Exclude the pictures and reproduce the remaining data exactly as written.

Supplied information:
__________________________________________________

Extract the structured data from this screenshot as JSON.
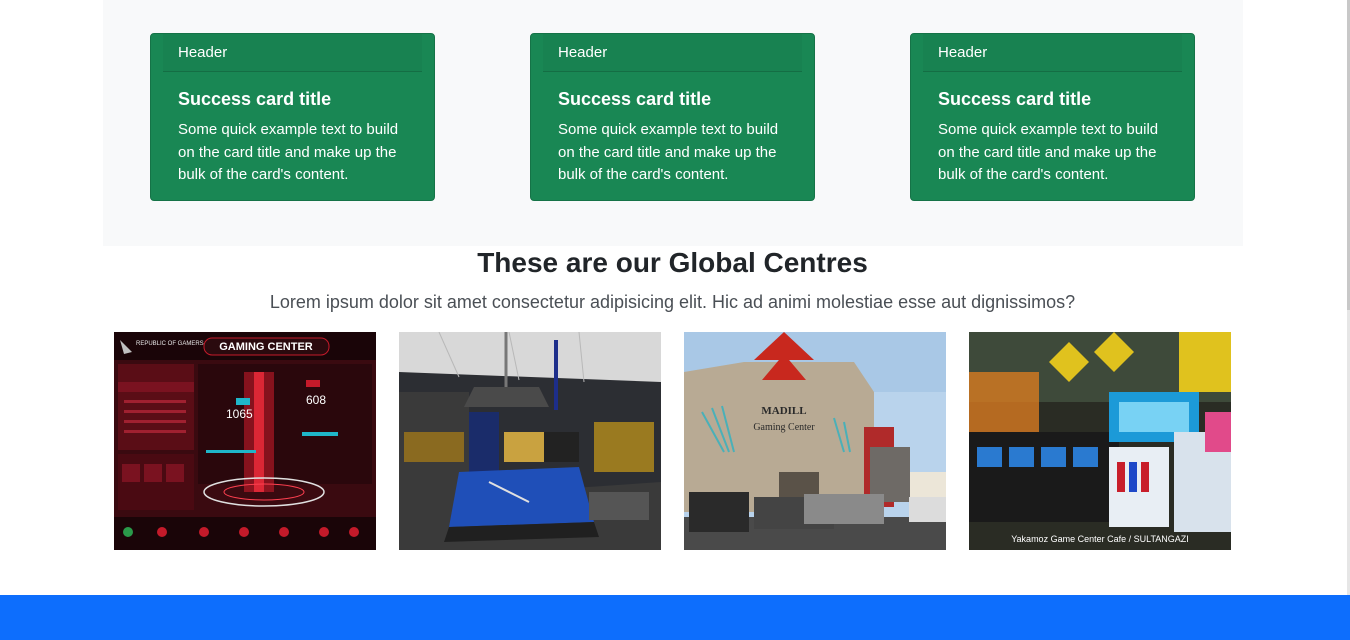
{
  "cards": [
    {
      "header": "Header",
      "title": "Success card title",
      "text": "Some quick example text to build on the card title and make up the bulk of the card's content."
    },
    {
      "header": "Header",
      "title": "Success card title",
      "text": "Some quick example text to build on the card title and make up the bulk of the card's content."
    },
    {
      "header": "Header",
      "title": "Success card title",
      "text": "Some quick example text to build on the card title and make up the bulk of the card's content."
    }
  ],
  "centres": {
    "title": "These are our Global Centres",
    "lead": "Lorem ipsum dolor sit amet consectetur adipisicing elit. Hic ad animi molestiae esse aut dignissimos?",
    "images": [
      {
        "title": "GAMING CENTER",
        "brand": "REPUBLIC OF GAMERS",
        "readout_a": "1065",
        "readout_b": "608"
      },
      {
        "subject": "billiard lounge"
      },
      {
        "sign_line1": "MADILL",
        "sign_line2": "Gaming Center"
      },
      {
        "caption": "Yakamoz Game Center Cafe / SULTANGAZI"
      }
    ]
  },
  "colors": {
    "success": "#198754",
    "primary": "#0d6efd",
    "light": "#f8f9fa"
  }
}
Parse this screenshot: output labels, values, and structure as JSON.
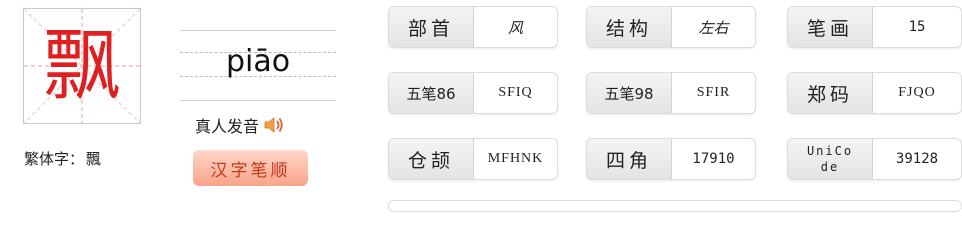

__________________________________________________

Task answer:
Extract the structured data from this screenshot as JSON.
{
  "cards": [
    {
      "header": "Header",
      "title": "Success card title",
      "text": "Some quick example text to build on the card title and make up the bulk of the card's content."
    },
    {
      "header": "Header",
      "title": "Success card title",
      "text": "Some quick example text to build on the card title and make up the bulk of the card's content."
    },
    {
      "header": "Header",
      "title": "Success card title",
      "text": "Some quick example text to build on the card title and make up the bulk of the card's content."
    }
  ],
  "centres": {
    "title": "These are our Global Centres",
    "lead": "Lorem ipsum dolor sit amet consectetur adipisicing elit. Hic ad animi molestiae esse aut dignissimos?",
    "images": [
      {
        "title": "GAMING CENTER",
        "brand": "REPUBLIC OF GAMERS",
        "readout_a": "1065",
        "readout_b": "608"
      },
      {
        "subject": "billiard lounge"
      },
      {
        "sign_line1": "MADILL",
        "sign_line2": "Gaming Center"
      },
      {
        "caption": "Yakamoz Game Center Cafe / SULTANGAZI"
      }
    ]
  },
  "colors": {
    "success": "#198754",
    "primary": "#0d6efd",
    "light": "#f8f9fa"
  }
}
Parse this screenshot: output labels, values, and structure as JSON.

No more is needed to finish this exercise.